OBJECTIVE >> How many lines in the records below hold the string "bound"? Answer with the number alone.
◆ ◆ ◆ ◆ ◆ ◆ ◆
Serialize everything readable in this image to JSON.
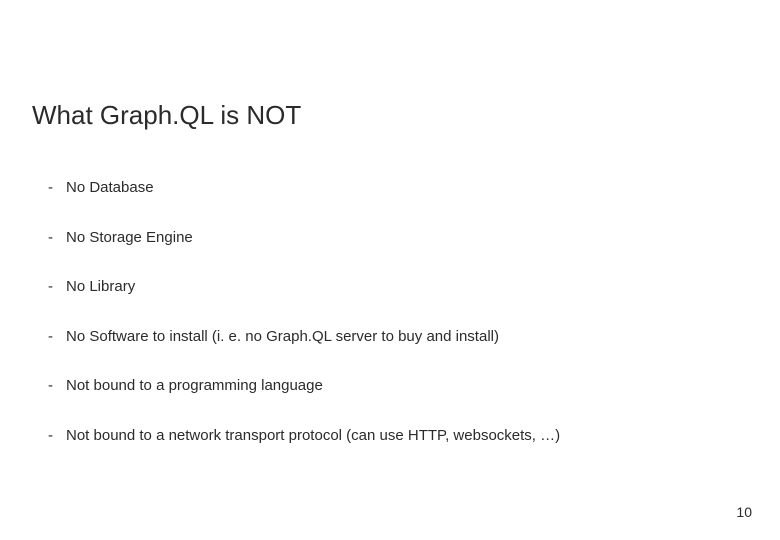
{
  "slide": {
    "title": "What Graph.QL is NOT",
    "bullets": [
      "No Database",
      "No Storage Engine",
      "No Library",
      "No Software to install (i. e. no Graph.QL server to buy and install)",
      "Not bound to a programming language",
      "Not bound to a network transport protocol (can use HTTP, websockets, …)"
    ],
    "page_number": "10"
  }
}
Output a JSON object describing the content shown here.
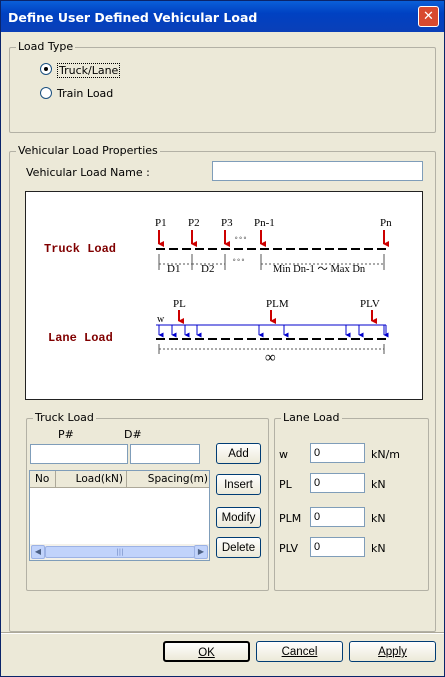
{
  "window": {
    "title": "Define User Defined Vehicular Load",
    "close_symbol": "✕"
  },
  "load_type": {
    "legend": "Load Type",
    "options": [
      {
        "label": "Truck/Lane",
        "checked": true
      },
      {
        "label": "Train Load",
        "checked": false
      }
    ]
  },
  "properties": {
    "legend": "Vehicular Load Properties",
    "name_label": "Vehicular Load Name :",
    "name_value": ""
  },
  "diagram": {
    "truck_title": "Truck Load",
    "lane_title": "Lane Load",
    "p1": "P1",
    "p2": "P2",
    "p3": "P3",
    "pn1": "Pn-1",
    "pn": "Pn",
    "d1": "D1",
    "d2": "D2",
    "dots": "∘∘∘",
    "dots_dim": "∘∘∘",
    "range": "Min Dn-1 ～ Max Dn",
    "w": "w",
    "pl": "PL",
    "plm": "PLM",
    "plv": "PLV",
    "infinity": "∞",
    "load_color": "#cc0000",
    "lane_color": "#0000cc"
  },
  "truck_load": {
    "legend": "Truck Load",
    "p_label": "P#",
    "d_label": "D#",
    "p_value": "",
    "d_value": "",
    "columns": [
      "No",
      "Load(kN)",
      "Spacing(m)"
    ],
    "rows": [],
    "scroll_grip": "|||",
    "add_label": "Add",
    "insert_label": "Insert",
    "modify_label": "Modify",
    "delete_label": "Delete"
  },
  "lane_load": {
    "legend": "Lane Load",
    "fields": [
      {
        "label": "w",
        "value": "0",
        "unit": "kN/m"
      },
      {
        "label": "PL",
        "value": "0",
        "unit": "kN"
      },
      {
        "label": "PLM",
        "value": "0",
        "unit": "kN"
      },
      {
        "label": "PLV",
        "value": "0",
        "unit": "kN"
      }
    ]
  },
  "footer": {
    "ok_label": "OK",
    "cancel_label": "Cancel",
    "apply_label": "Apply"
  }
}
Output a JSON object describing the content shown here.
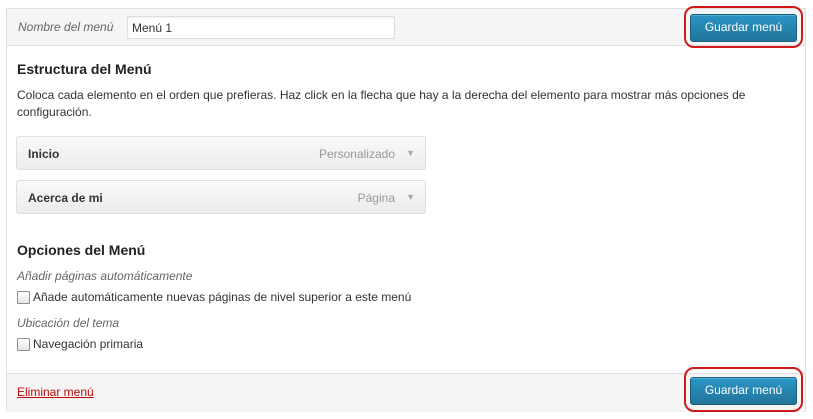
{
  "header": {
    "menu_name_label": "Nombre del menú",
    "menu_name_value": "Menú 1",
    "save_label": "Guardar menú"
  },
  "structure": {
    "title": "Estructura del Menú",
    "description": "Coloca cada elemento en el orden que prefieras. Haz click en la flecha que hay a la derecha del elemento para mostrar más opciones de configuración.",
    "items": [
      {
        "title": "Inicio",
        "type": "Personalizado"
      },
      {
        "title": "Acerca de mi",
        "type": "Página"
      }
    ]
  },
  "options": {
    "title": "Opciones del Menú",
    "auto_add_label": "Añadir páginas automáticamente",
    "auto_add_checkbox": {
      "label": "Añade automáticamente nuevas páginas de nivel superior a este menú",
      "checked": false
    },
    "theme_location_label": "Ubicación del tema",
    "primary_nav_checkbox": {
      "label": "Navegación primaria",
      "checked": false
    }
  },
  "footer": {
    "delete_label": "Eliminar menú",
    "save_label": "Guardar menú"
  },
  "colors": {
    "button_blue": "#21759b",
    "highlight_ring": "#d01a1a",
    "delete_link": "#bc0b0b"
  },
  "icons": {
    "item_toggle": "triangle-down-icon"
  }
}
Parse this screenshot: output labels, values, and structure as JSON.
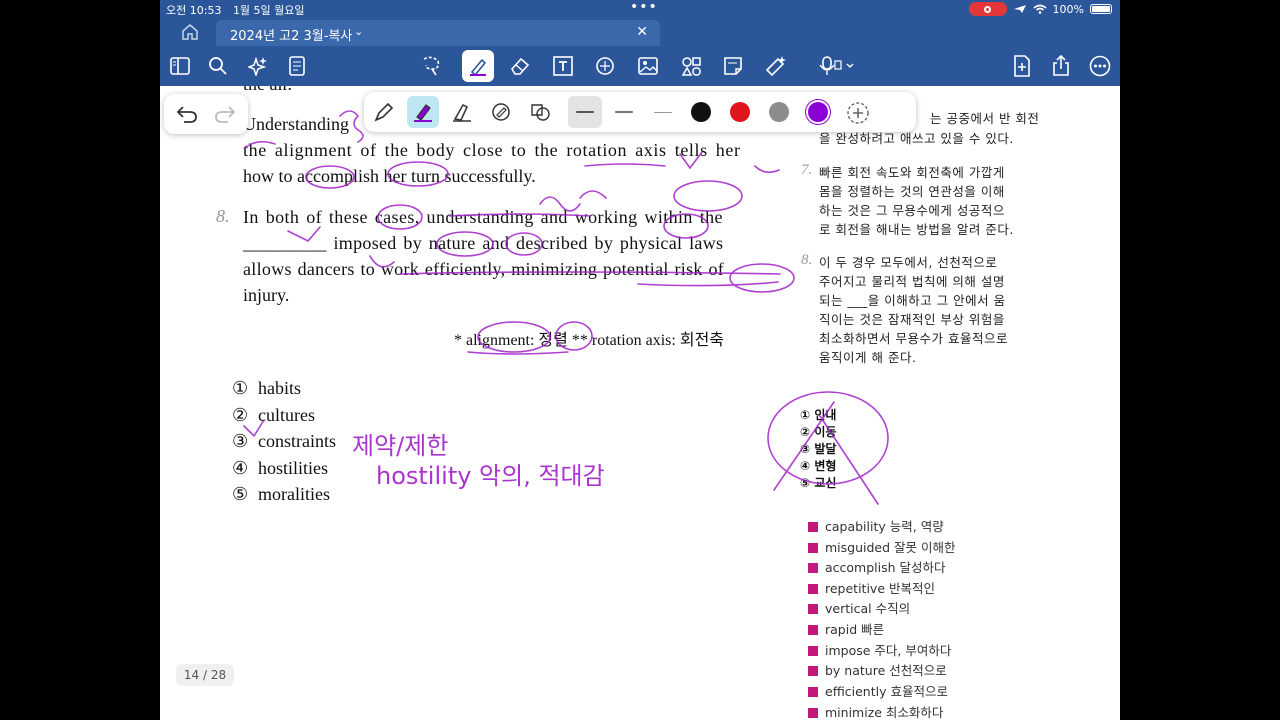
{
  "status": {
    "time": "오전 10:53",
    "date": "1월 5일 월요일",
    "battery": "100%"
  },
  "tab": {
    "title": "2024년 고2 3월-복사"
  },
  "toolbar": {
    "icons": [
      "sidebar-icon",
      "search-icon",
      "ai-sparkle-icon",
      "notes-icon",
      "lasso-icon",
      "highlighter-icon",
      "eraser-icon",
      "textbox-icon",
      "shapes-icon",
      "image-icon",
      "stickers-icon",
      "sticky-note-icon",
      "tape-icon",
      "microphone-icon",
      "add-page-icon",
      "share-icon",
      "more-icon"
    ]
  },
  "pen_palette": {
    "colors": [
      "#111111",
      "#e0161e",
      "#8c8c8c",
      "#8b00d4"
    ],
    "selected_color": "#8b00d4"
  },
  "english": {
    "line0": "the air.",
    "line1": "Understanding",
    "line2": "the alignment of the body close to the rotation axis tells her",
    "line3": "how to accomplish her turn successfully.",
    "q8_num": "8.",
    "q8_line1": "In both of these cases, understanding and working within the",
    "q8_line2": "_________ imposed by nature and described by physical laws",
    "q8_line3": "allows dancers to work efficiently, minimizing potential risk of",
    "q8_line4": "injury.",
    "footnote": "* alignment: 정렬 ** rotation axis: 회전축"
  },
  "korean": {
    "top1": "는 공중에서 반 회전",
    "top2": "을 완성하려고 애쓰고 있을 수 있다.",
    "q7_num": "7.",
    "q7": [
      "빠른 회전 속도와 회전축에 가깝게",
      "몸을 정렬하는 것의 연관성을 이해",
      "하는 것은 그 무용수에게 성공적으",
      "로 회전을 해내는 방법을 알려 준다."
    ],
    "q8_num": "8.",
    "q8": [
      "이 두 경우 모두에서, 선천적으로",
      "주어지고 물리적 법칙에 의해 설명",
      "되는 ___을 이해하고 그 안에서 움",
      "직이는 것은 잠재적인 부상 위험을",
      "최소화하면서 무용수가 효율적으로",
      "움직이게 해 준다."
    ]
  },
  "options": [
    {
      "num": "①",
      "text": "habits"
    },
    {
      "num": "②",
      "text": "cultures"
    },
    {
      "num": "③",
      "text": "constraints"
    },
    {
      "num": "④",
      "text": "hostilities"
    },
    {
      "num": "⑤",
      "text": "moralities"
    }
  ],
  "korean_options": [
    {
      "num": "①",
      "text": "인내"
    },
    {
      "num": "②",
      "text": "이동"
    },
    {
      "num": "③",
      "text": "발달"
    },
    {
      "num": "④",
      "text": "변형"
    },
    {
      "num": "⑤",
      "text": "교신"
    }
  ],
  "vocabulary": [
    "capability 능력, 역량",
    "misguided 잘못 이해한",
    "accomplish 달성하다",
    "repetitive 반복적인",
    "vertical 수직의",
    "rapid 빠른",
    "impose 주다, 부여하다",
    "by nature 선천적으로",
    "efficiently 효율적으로",
    "minimize 최소화하다"
  ],
  "handwriting": {
    "note1": "제약/제한",
    "note2": "hostility 악의, 적대감"
  },
  "page_indicator": "14 / 28"
}
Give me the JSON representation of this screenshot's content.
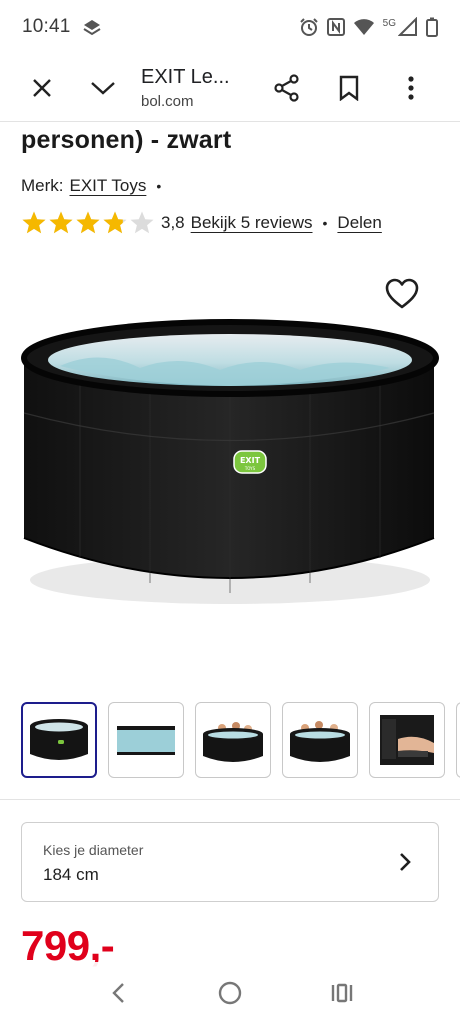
{
  "status_bar": {
    "time": "10:41",
    "network_label": "5G",
    "icons": [
      "alarm-icon",
      "nfc-icon",
      "wifi-icon",
      "signal-icon",
      "battery-icon"
    ]
  },
  "browser": {
    "page_title": "EXIT Le...",
    "host": "bol.com",
    "icons": [
      "close-icon",
      "chevron-down-icon",
      "share-icon",
      "bookmark-icon",
      "more-vert-icon"
    ]
  },
  "product": {
    "title_tail": "personen) - zwart",
    "brand_label": "Merk:",
    "brand_name": "EXIT Toys",
    "rating": "3,8",
    "rating_fraction": 0.76,
    "reviews_link": "Bekijk 5 reviews",
    "share_link": "Delen",
    "separator": "•",
    "image_logo_text": "EXIT",
    "image_logo_subtext": "TOYS"
  },
  "thumbnails": {
    "count_visible": 5,
    "items": [
      "thumb-spa-front",
      "thumb-spa-top",
      "thumb-spa-people-1",
      "thumb-spa-people-2",
      "thumb-spa-detail"
    ]
  },
  "diameter_selector": {
    "label": "Kies je diameter",
    "value": "184 cm"
  },
  "price": {
    "amount": "799,-",
    "color": "#e0001b"
  },
  "colors": {
    "star": "#f5b800",
    "star_empty": "#dcdcdc",
    "thumb_active_border": "#1d1d8c"
  }
}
◆ ◆ ◆ ◆ ◆ ◆ ◆
SOLUTION TO THIS TASK >> 2